#### [Goal of the exercise]
Return the material below in full and exactly.

#### [Raw records]
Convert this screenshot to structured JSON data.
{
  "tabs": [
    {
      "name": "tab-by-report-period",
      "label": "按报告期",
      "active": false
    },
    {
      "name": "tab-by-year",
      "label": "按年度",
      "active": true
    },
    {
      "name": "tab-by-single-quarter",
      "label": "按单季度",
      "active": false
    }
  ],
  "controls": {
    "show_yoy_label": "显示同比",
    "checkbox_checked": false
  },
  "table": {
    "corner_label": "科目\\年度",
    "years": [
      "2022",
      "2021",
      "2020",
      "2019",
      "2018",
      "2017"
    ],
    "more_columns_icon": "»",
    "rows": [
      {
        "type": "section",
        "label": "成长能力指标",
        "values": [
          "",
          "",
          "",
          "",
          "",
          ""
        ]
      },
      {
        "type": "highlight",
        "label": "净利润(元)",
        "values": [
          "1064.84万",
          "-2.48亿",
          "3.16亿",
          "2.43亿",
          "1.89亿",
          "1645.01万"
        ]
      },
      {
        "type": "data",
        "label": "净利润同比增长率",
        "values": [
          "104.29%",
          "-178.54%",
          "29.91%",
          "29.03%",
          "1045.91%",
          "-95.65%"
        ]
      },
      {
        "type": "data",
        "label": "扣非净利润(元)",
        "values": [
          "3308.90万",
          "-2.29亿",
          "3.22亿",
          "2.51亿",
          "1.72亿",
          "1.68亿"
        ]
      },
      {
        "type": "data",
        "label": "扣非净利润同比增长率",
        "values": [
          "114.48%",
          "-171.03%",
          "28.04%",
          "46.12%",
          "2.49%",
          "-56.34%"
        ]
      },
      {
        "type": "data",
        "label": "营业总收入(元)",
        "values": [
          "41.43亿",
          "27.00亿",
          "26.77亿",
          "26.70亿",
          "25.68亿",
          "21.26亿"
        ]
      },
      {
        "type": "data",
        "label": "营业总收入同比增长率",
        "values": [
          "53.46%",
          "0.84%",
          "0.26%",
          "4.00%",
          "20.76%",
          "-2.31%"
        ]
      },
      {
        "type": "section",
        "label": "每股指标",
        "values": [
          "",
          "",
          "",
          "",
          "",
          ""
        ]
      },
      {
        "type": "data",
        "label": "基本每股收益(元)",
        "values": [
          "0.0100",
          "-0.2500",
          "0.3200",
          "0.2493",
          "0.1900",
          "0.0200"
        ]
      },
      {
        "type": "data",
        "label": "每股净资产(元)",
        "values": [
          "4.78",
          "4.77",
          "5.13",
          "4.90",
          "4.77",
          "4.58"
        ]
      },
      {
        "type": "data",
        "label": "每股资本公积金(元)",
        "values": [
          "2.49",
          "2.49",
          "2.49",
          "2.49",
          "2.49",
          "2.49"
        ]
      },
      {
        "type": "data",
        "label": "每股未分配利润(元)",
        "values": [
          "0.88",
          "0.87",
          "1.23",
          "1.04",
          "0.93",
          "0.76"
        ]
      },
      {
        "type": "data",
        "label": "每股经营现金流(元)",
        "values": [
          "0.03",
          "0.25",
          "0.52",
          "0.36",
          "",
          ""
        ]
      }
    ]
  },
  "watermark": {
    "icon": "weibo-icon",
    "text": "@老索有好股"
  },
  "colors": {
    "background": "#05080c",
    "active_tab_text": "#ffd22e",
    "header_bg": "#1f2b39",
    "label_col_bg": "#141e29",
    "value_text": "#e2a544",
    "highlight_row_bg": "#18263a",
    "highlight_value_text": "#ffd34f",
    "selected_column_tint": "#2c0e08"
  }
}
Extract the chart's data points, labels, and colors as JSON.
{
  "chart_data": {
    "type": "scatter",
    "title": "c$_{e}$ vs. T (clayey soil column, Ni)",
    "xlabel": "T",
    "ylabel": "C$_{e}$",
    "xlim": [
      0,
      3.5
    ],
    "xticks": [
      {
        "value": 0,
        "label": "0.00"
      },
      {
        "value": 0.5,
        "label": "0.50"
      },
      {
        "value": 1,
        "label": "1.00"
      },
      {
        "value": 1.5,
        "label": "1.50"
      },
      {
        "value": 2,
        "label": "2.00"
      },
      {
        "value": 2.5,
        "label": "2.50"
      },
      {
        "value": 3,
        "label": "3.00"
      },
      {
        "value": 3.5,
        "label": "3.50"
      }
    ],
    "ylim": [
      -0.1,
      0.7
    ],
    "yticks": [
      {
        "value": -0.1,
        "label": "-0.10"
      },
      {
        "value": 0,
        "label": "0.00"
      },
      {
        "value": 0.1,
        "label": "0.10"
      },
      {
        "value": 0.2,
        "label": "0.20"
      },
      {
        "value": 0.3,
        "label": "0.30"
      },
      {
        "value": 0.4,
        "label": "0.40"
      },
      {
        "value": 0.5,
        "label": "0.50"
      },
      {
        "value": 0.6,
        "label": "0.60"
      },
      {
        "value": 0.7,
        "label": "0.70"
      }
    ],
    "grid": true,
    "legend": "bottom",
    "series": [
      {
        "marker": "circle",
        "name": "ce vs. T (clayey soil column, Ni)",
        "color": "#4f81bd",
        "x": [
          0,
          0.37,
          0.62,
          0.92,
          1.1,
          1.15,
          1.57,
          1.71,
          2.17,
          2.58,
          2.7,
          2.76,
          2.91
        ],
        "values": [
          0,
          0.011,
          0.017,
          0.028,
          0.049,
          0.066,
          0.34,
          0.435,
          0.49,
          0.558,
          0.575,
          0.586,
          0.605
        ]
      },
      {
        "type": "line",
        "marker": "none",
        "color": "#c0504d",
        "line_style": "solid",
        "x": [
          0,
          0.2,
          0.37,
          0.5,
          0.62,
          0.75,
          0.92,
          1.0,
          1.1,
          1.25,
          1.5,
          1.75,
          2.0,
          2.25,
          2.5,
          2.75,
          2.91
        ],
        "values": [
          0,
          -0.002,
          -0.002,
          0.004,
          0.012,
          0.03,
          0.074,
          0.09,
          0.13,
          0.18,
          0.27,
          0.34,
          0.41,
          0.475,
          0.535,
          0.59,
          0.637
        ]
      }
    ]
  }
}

#### [Output for this task]
Convert this screenshot to structured JSON data.
{
  "tabs": [
    {
      "name": "tab-by-report-period",
      "label": "按报告期",
      "active": false
    },
    {
      "name": "tab-by-year",
      "label": "按年度",
      "active": true
    },
    {
      "name": "tab-by-single-quarter",
      "label": "按单季度",
      "active": false
    }
  ],
  "controls": {
    "show_yoy_label": "显示同比",
    "checkbox_checked": false
  },
  "table": {
    "corner_label": "科目\\年度",
    "years": [
      "2022",
      "2021",
      "2020",
      "2019",
      "2018",
      "2017"
    ],
    "more_columns_icon": "»",
    "rows": [
      {
        "type": "section",
        "label": "成长能力指标",
        "values": [
          "",
          "",
          "",
          "",
          "",
          ""
        ]
      },
      {
        "type": "highlight",
        "label": "净利润(元)",
        "values": [
          "1064.84万",
          "-2.48亿",
          "3.16亿",
          "2.43亿",
          "1.89亿",
          "1645.01万"
        ]
      },
      {
        "type": "data",
        "label": "净利润同比增长率",
        "values": [
          "104.29%",
          "-178.54%",
          "29.91%",
          "29.03%",
          "1045.91%",
          "-95.65%"
        ]
      },
      {
        "type": "data",
        "label": "扣非净利润(元)",
        "values": [
          "3308.90万",
          "-2.29亿",
          "3.22亿",
          "2.51亿",
          "1.72亿",
          "1.68亿"
        ]
      },
      {
        "type": "data",
        "label": "扣非净利润同比增长率",
        "values": [
          "114.48%",
          "-171.03%",
          "28.04%",
          "46.12%",
          "2.49%",
          "-56.34%"
        ]
      },
      {
        "type": "data",
        "label": "营业总收入(元)",
        "values": [
          "41.43亿",
          "27.00亿",
          "26.77亿",
          "26.70亿",
          "25.68亿",
          "21.26亿"
        ]
      },
      {
        "type": "data",
        "label": "营业总收入同比增长率",
        "values": [
          "53.46%",
          "0.84%",
          "0.26%",
          "4.00%",
          "20.76%",
          "-2.31%"
        ]
      },
      {
        "type": "section",
        "label": "每股指标",
        "values": [
          "",
          "",
          "",
          "",
          "",
          ""
        ]
      },
      {
        "type": "data",
        "label": "基本每股收益(元)",
        "values": [
          "0.0100",
          "-0.2500",
          "0.3200",
          "0.2493",
          "0.1900",
          "0.0200"
        ]
      },
      {
        "type": "data",
        "label": "每股净资产(元)",
        "values": [
          "4.78",
          "4.77",
          "5.13",
          "4.90",
          "4.77",
          "4.58"
        ]
      },
      {
        "type": "data",
        "label": "每股资本公积金(元)",
        "values": [
          "2.49",
          "2.49",
          "2.49",
          "2.49",
          "2.49",
          "2.49"
        ]
      },
      {
        "type": "data",
        "label": "每股未分配利润(元)",
        "values": [
          "0.88",
          "0.87",
          "1.23",
          "1.04",
          "0.93",
          "0.76"
        ]
      },
      {
        "type": "data",
        "label": "每股经营现金流(元)",
        "values": [
          "0.03",
          "0.25",
          "0.52",
          "0.36",
          "",
          ""
        ]
      }
    ]
  },
  "watermark": {
    "icon": "weibo-icon",
    "text": "@老索有好股"
  },
  "colors": {
    "background": "#05080c",
    "active_tab_text": "#ffd22e",
    "header_bg": "#1f2b39",
    "label_col_bg": "#141e29",
    "value_text": "#e2a544",
    "highlight_row_bg": "#18263a",
    "highlight_value_text": "#ffd34f",
    "selected_column_tint": "#2c0e08"
  }
}
Extract the chart's data points, labels, and colors as JSON.
{
  "chart_data": {
    "type": "scatter",
    "title": "c$_{e}$ vs. T (clayey soil column, Ni)",
    "xlabel": "T",
    "ylabel": "C$_{e}$",
    "xlim": [
      0,
      3.5
    ],
    "xticks": [
      {
        "value": 0,
        "label": "0.00"
      },
      {
        "value": 0.5,
        "label": "0.50"
      },
      {
        "value": 1,
        "label": "1.00"
      },
      {
        "value": 1.5,
        "label": "1.50"
      },
      {
        "value": 2,
        "label": "2.00"
      },
      {
        "value": 2.5,
        "label": "2.50"
      },
      {
        "value": 3,
        "label": "3.00"
      },
      {
        "value": 3.5,
        "label": "3.50"
      }
    ],
    "ylim": [
      -0.1,
      0.7
    ],
    "yticks": [
      {
        "value": -0.1,
        "label": "-0.10"
      },
      {
        "value": 0,
        "label": "0.00"
      },
      {
        "value": 0.1,
        "label": "0.10"
      },
      {
        "value": 0.2,
        "label": "0.20"
      },
      {
        "value": 0.3,
        "label": "0.30"
      },
      {
        "value": 0.4,
        "label": "0.40"
      },
      {
        "value": 0.5,
        "label": "0.50"
      },
      {
        "value": 0.6,
        "label": "0.60"
      },
      {
        "value": 0.7,
        "label": "0.70"
      }
    ],
    "grid": true,
    "legend": "bottom",
    "series": [
      {
        "marker": "circle",
        "name": "ce vs. T (clayey soil column, Ni)",
        "color": "#4f81bd",
        "x": [
          0,
          0.37,
          0.62,
          0.92,
          1.1,
          1.15,
          1.57,
          1.71,
          2.17,
          2.58,
          2.7,
          2.76,
          2.91
        ],
        "values": [
          0,
          0.011,
          0.017,
          0.028,
          0.049,
          0.066,
          0.34,
          0.435,
          0.49,
          0.558,
          0.575,
          0.586,
          0.605
        ]
      },
      {
        "type": "line",
        "marker": "none",
        "color": "#c0504d",
        "line_style": "solid",
        "x": [
          0,
          0.2,
          0.37,
          0.5,
          0.62,
          0.75,
          0.92,
          1.0,
          1.1,
          1.25,
          1.5,
          1.75,
          2.0,
          2.25,
          2.5,
          2.75,
          2.91
        ],
        "values": [
          0,
          -0.002,
          -0.002,
          0.004,
          0.012,
          0.03,
          0.074,
          0.09,
          0.13,
          0.18,
          0.27,
          0.34,
          0.41,
          0.475,
          0.535,
          0.59,
          0.637
        ]
      }
    ]
  }
}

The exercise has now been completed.